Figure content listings
········
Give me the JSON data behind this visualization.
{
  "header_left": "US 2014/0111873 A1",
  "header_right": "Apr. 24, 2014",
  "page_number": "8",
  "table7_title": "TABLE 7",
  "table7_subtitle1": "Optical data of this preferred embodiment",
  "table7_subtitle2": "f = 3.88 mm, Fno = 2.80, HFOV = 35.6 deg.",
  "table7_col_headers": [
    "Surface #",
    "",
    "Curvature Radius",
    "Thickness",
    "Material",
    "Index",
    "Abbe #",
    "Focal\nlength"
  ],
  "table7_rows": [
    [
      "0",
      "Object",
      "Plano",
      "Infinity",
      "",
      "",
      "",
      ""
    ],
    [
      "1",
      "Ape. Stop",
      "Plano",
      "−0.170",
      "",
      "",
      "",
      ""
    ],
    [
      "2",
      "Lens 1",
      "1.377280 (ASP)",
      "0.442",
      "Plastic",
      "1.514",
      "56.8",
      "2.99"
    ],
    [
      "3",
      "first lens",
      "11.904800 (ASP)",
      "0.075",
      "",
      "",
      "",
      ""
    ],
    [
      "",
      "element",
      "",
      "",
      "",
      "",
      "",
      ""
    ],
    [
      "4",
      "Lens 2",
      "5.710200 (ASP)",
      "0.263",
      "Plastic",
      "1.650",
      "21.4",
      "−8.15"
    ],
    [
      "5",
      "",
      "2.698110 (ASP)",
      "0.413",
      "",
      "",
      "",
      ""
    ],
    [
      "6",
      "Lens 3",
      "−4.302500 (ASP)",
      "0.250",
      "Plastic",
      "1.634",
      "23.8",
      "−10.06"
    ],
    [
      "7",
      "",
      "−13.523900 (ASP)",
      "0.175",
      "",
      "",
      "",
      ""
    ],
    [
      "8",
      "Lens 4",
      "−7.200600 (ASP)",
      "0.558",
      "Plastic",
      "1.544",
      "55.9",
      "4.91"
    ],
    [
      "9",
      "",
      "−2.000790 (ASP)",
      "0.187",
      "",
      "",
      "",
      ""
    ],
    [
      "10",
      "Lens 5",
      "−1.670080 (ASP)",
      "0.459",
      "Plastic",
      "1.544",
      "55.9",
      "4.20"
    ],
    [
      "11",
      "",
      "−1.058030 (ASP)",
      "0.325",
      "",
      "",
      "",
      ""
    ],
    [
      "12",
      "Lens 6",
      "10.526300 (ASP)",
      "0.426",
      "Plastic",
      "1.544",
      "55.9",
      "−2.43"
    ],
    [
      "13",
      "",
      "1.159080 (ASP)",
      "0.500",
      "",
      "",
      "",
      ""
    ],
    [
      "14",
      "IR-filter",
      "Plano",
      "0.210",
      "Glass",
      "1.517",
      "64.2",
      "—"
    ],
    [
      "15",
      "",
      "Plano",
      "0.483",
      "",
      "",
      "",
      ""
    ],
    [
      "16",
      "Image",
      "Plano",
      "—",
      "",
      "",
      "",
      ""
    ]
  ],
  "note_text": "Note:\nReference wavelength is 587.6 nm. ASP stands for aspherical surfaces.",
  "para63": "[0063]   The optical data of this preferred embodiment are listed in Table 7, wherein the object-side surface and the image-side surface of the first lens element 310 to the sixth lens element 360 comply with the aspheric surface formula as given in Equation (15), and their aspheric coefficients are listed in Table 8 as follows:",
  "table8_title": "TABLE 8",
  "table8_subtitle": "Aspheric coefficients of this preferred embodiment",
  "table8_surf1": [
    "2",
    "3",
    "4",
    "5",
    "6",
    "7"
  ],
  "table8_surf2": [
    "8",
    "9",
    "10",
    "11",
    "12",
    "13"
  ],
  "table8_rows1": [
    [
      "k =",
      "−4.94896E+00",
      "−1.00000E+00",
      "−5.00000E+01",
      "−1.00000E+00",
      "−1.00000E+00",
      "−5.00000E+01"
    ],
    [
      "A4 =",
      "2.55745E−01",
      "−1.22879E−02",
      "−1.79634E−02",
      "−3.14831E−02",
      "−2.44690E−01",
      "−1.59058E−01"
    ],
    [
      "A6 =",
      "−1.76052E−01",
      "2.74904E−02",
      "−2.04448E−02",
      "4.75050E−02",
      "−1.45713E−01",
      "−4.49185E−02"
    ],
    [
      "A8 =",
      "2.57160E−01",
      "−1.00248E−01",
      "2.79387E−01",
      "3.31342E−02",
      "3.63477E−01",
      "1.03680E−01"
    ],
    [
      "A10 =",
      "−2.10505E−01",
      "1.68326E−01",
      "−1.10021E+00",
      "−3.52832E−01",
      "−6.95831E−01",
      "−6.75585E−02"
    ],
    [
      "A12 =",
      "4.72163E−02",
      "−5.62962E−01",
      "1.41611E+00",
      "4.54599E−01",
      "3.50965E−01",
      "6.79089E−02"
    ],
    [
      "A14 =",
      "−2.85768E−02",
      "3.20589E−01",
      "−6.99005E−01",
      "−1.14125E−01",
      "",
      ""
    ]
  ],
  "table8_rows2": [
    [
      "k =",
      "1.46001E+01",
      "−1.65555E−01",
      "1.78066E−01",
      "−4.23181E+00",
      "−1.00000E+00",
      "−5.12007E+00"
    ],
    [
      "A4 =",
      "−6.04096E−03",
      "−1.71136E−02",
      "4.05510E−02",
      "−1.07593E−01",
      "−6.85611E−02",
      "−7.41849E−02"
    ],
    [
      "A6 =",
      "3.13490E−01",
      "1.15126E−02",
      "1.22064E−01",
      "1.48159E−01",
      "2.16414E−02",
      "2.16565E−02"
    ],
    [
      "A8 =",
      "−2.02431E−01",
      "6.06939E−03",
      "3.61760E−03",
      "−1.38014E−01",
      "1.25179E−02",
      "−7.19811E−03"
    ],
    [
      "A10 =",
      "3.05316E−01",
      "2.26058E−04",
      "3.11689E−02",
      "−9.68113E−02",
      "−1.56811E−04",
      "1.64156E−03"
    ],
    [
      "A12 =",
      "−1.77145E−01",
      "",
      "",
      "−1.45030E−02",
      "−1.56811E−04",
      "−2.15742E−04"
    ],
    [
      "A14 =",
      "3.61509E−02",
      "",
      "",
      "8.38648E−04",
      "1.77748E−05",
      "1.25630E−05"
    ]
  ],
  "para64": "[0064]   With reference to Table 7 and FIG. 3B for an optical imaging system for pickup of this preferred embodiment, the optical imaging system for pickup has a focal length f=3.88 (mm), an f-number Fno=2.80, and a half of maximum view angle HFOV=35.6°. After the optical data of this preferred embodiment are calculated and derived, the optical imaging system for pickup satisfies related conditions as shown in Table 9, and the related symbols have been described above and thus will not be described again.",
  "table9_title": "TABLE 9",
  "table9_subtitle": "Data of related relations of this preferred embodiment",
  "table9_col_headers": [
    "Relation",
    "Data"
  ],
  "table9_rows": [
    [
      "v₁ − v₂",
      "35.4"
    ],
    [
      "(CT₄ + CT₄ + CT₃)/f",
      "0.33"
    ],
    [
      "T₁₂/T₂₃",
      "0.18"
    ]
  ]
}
········
AIM OF THE EXERCISE: The lines above should be duplicated exactly.

FINAL RESULT:
Give me the JSON data behind this visualization.
{
  "header_left": "US 2014/0111873 A1",
  "header_right": "Apr. 24, 2014",
  "page_number": "8",
  "table7_title": "TABLE 7",
  "table7_subtitle1": "Optical data of this preferred embodiment",
  "table7_subtitle2": "f = 3.88 mm, Fno = 2.80, HFOV = 35.6 deg.",
  "table7_col_headers": [
    "Surface #",
    "",
    "Curvature Radius",
    "Thickness",
    "Material",
    "Index",
    "Abbe #",
    "Focal\nlength"
  ],
  "table7_rows": [
    [
      "0",
      "Object",
      "Plano",
      "Infinity",
      "",
      "",
      "",
      ""
    ],
    [
      "1",
      "Ape. Stop",
      "Plano",
      "−0.170",
      "",
      "",
      "",
      ""
    ],
    [
      "2",
      "Lens 1",
      "1.377280 (ASP)",
      "0.442",
      "Plastic",
      "1.514",
      "56.8",
      "2.99"
    ],
    [
      "3",
      "first lens",
      "11.904800 (ASP)",
      "0.075",
      "",
      "",
      "",
      ""
    ],
    [
      "",
      "element",
      "",
      "",
      "",
      "",
      "",
      ""
    ],
    [
      "4",
      "Lens 2",
      "5.710200 (ASP)",
      "0.263",
      "Plastic",
      "1.650",
      "21.4",
      "−8.15"
    ],
    [
      "5",
      "",
      "2.698110 (ASP)",
      "0.413",
      "",
      "",
      "",
      ""
    ],
    [
      "6",
      "Lens 3",
      "−4.302500 (ASP)",
      "0.250",
      "Plastic",
      "1.634",
      "23.8",
      "−10.06"
    ],
    [
      "7",
      "",
      "−13.523900 (ASP)",
      "0.175",
      "",
      "",
      "",
      ""
    ],
    [
      "8",
      "Lens 4",
      "−7.200600 (ASP)",
      "0.558",
      "Plastic",
      "1.544",
      "55.9",
      "4.91"
    ],
    [
      "9",
      "",
      "−2.000790 (ASP)",
      "0.187",
      "",
      "",
      "",
      ""
    ],
    [
      "10",
      "Lens 5",
      "−1.670080 (ASP)",
      "0.459",
      "Plastic",
      "1.544",
      "55.9",
      "4.20"
    ],
    [
      "11",
      "",
      "−1.058030 (ASP)",
      "0.325",
      "",
      "",
      "",
      ""
    ],
    [
      "12",
      "Lens 6",
      "10.526300 (ASP)",
      "0.426",
      "Plastic",
      "1.544",
      "55.9",
      "−2.43"
    ],
    [
      "13",
      "",
      "1.159080 (ASP)",
      "0.500",
      "",
      "",
      "",
      ""
    ],
    [
      "14",
      "IR-filter",
      "Plano",
      "0.210",
      "Glass",
      "1.517",
      "64.2",
      "—"
    ],
    [
      "15",
      "",
      "Plano",
      "0.483",
      "",
      "",
      "",
      ""
    ],
    [
      "16",
      "Image",
      "Plano",
      "—",
      "",
      "",
      "",
      ""
    ]
  ],
  "note_text": "Note:\nReference wavelength is 587.6 nm. ASP stands for aspherical surfaces.",
  "para63": "[0063]   The optical data of this preferred embodiment are listed in Table 7, wherein the object-side surface and the image-side surface of the first lens element 310 to the sixth lens element 360 comply with the aspheric surface formula as given in Equation (15), and their aspheric coefficients are listed in Table 8 as follows:",
  "table8_title": "TABLE 8",
  "table8_subtitle": "Aspheric coefficients of this preferred embodiment",
  "table8_surf1": [
    "2",
    "3",
    "4",
    "5",
    "6",
    "7"
  ],
  "table8_surf2": [
    "8",
    "9",
    "10",
    "11",
    "12",
    "13"
  ],
  "table8_rows1": [
    [
      "k =",
      "−4.94896E+00",
      "−1.00000E+00",
      "−5.00000E+01",
      "−1.00000E+00",
      "−1.00000E+00",
      "−5.00000E+01"
    ],
    [
      "A4 =",
      "2.55745E−01",
      "−1.22879E−02",
      "−1.79634E−02",
      "−3.14831E−02",
      "−2.44690E−01",
      "−1.59058E−01"
    ],
    [
      "A6 =",
      "−1.76052E−01",
      "2.74904E−02",
      "−2.04448E−02",
      "4.75050E−02",
      "−1.45713E−01",
      "−4.49185E−02"
    ],
    [
      "A8 =",
      "2.57160E−01",
      "−1.00248E−01",
      "2.79387E−01",
      "3.31342E−02",
      "3.63477E−01",
      "1.03680E−01"
    ],
    [
      "A10 =",
      "−2.10505E−01",
      "1.68326E−01",
      "−1.10021E+00",
      "−3.52832E−01",
      "−6.95831E−01",
      "−6.75585E−02"
    ],
    [
      "A12 =",
      "4.72163E−02",
      "−5.62962E−01",
      "1.41611E+00",
      "4.54599E−01",
      "3.50965E−01",
      "6.79089E−02"
    ],
    [
      "A14 =",
      "−2.85768E−02",
      "3.20589E−01",
      "−6.99005E−01",
      "−1.14125E−01",
      "",
      ""
    ]
  ],
  "table8_rows2": [
    [
      "k =",
      "1.46001E+01",
      "−1.65555E−01",
      "1.78066E−01",
      "−4.23181E+00",
      "−1.00000E+00",
      "−5.12007E+00"
    ],
    [
      "A4 =",
      "−6.04096E−03",
      "−1.71136E−02",
      "4.05510E−02",
      "−1.07593E−01",
      "−6.85611E−02",
      "−7.41849E−02"
    ],
    [
      "A6 =",
      "3.13490E−01",
      "1.15126E−02",
      "1.22064E−01",
      "1.48159E−01",
      "2.16414E−02",
      "2.16565E−02"
    ],
    [
      "A8 =",
      "−2.02431E−01",
      "6.06939E−03",
      "3.61760E−03",
      "−1.38014E−01",
      "1.25179E−02",
      "−7.19811E−03"
    ],
    [
      "A10 =",
      "3.05316E−01",
      "2.26058E−04",
      "3.11689E−02",
      "−9.68113E−02",
      "−1.56811E−04",
      "1.64156E−03"
    ],
    [
      "A12 =",
      "−1.77145E−01",
      "",
      "",
      "−1.45030E−02",
      "−1.56811E−04",
      "−2.15742E−04"
    ],
    [
      "A14 =",
      "3.61509E−02",
      "",
      "",
      "8.38648E−04",
      "1.77748E−05",
      "1.25630E−05"
    ]
  ],
  "para64": "[0064]   With reference to Table 7 and FIG. 3B for an optical imaging system for pickup of this preferred embodiment, the optical imaging system for pickup has a focal length f=3.88 (mm), an f-number Fno=2.80, and a half of maximum view angle HFOV=35.6°. After the optical data of this preferred embodiment are calculated and derived, the optical imaging system for pickup satisfies related conditions as shown in Table 9, and the related symbols have been described above and thus will not be described again.",
  "table9_title": "TABLE 9",
  "table9_subtitle": "Data of related relations of this preferred embodiment",
  "table9_col_headers": [
    "Relation",
    "Data"
  ],
  "table9_rows": [
    [
      "v₁ − v₂",
      "35.4"
    ],
    [
      "(CT₄ + CT₄ + CT₃)/f",
      "0.33"
    ],
    [
      "T₁₂/T₂₃",
      "0.18"
    ]
  ]
}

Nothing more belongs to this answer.